▶ **RECORDS FOR THIS EXERCISE**:
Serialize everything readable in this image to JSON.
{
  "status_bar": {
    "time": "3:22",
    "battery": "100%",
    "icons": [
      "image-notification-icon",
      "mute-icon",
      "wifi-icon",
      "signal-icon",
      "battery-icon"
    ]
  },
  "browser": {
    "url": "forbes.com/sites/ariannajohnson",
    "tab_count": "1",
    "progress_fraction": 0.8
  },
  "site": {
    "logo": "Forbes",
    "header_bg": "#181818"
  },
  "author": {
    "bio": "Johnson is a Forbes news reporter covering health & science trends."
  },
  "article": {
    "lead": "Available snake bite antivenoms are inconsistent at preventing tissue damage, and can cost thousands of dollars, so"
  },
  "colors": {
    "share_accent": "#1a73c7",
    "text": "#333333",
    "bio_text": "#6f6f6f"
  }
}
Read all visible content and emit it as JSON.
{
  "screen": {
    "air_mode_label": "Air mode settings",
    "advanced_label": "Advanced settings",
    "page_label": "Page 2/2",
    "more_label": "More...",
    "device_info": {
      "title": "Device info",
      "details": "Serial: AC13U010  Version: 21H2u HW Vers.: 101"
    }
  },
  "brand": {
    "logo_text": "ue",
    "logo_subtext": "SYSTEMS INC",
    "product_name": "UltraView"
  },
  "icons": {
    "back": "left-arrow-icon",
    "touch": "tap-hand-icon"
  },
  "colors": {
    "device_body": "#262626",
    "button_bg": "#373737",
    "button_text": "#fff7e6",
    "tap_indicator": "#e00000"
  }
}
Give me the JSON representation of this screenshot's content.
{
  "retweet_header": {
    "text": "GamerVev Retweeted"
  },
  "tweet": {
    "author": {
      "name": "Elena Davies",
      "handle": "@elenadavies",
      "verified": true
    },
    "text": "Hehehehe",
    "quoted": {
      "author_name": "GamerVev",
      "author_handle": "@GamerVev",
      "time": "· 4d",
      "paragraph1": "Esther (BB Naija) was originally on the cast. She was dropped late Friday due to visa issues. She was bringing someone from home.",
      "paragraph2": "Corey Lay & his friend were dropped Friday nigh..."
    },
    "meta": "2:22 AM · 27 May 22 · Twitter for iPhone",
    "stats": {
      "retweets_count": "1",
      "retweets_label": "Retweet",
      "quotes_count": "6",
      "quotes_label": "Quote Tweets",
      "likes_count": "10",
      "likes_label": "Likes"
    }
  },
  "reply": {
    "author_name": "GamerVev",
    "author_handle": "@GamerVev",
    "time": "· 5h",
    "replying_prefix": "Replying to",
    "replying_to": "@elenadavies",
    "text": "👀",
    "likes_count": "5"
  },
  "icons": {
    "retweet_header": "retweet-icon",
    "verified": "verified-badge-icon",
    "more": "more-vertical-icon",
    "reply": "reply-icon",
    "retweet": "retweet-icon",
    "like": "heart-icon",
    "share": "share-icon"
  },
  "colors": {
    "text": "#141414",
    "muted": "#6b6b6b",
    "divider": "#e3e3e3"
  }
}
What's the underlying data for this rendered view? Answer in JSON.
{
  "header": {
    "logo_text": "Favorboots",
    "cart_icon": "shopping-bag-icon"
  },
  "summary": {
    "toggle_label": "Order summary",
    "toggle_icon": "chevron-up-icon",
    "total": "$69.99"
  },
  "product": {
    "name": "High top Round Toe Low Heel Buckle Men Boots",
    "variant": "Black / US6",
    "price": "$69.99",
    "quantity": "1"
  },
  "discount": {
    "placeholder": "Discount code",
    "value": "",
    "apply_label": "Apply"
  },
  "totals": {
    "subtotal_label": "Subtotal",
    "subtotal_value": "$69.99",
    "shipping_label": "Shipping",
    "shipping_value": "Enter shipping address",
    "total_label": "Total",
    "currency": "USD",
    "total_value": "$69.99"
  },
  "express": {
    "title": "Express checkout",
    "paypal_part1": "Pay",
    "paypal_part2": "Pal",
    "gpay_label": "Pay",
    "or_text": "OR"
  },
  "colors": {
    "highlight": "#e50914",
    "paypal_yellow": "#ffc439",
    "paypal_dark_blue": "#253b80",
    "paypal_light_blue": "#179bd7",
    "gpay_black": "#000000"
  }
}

▶ **GOAL**:
Identify and list each line with the word "settings".

▶ **PROBLEM SOLUTION**:
    "air_mode_label": "Air mode settings",
    "advanced_label": "Advanced settings",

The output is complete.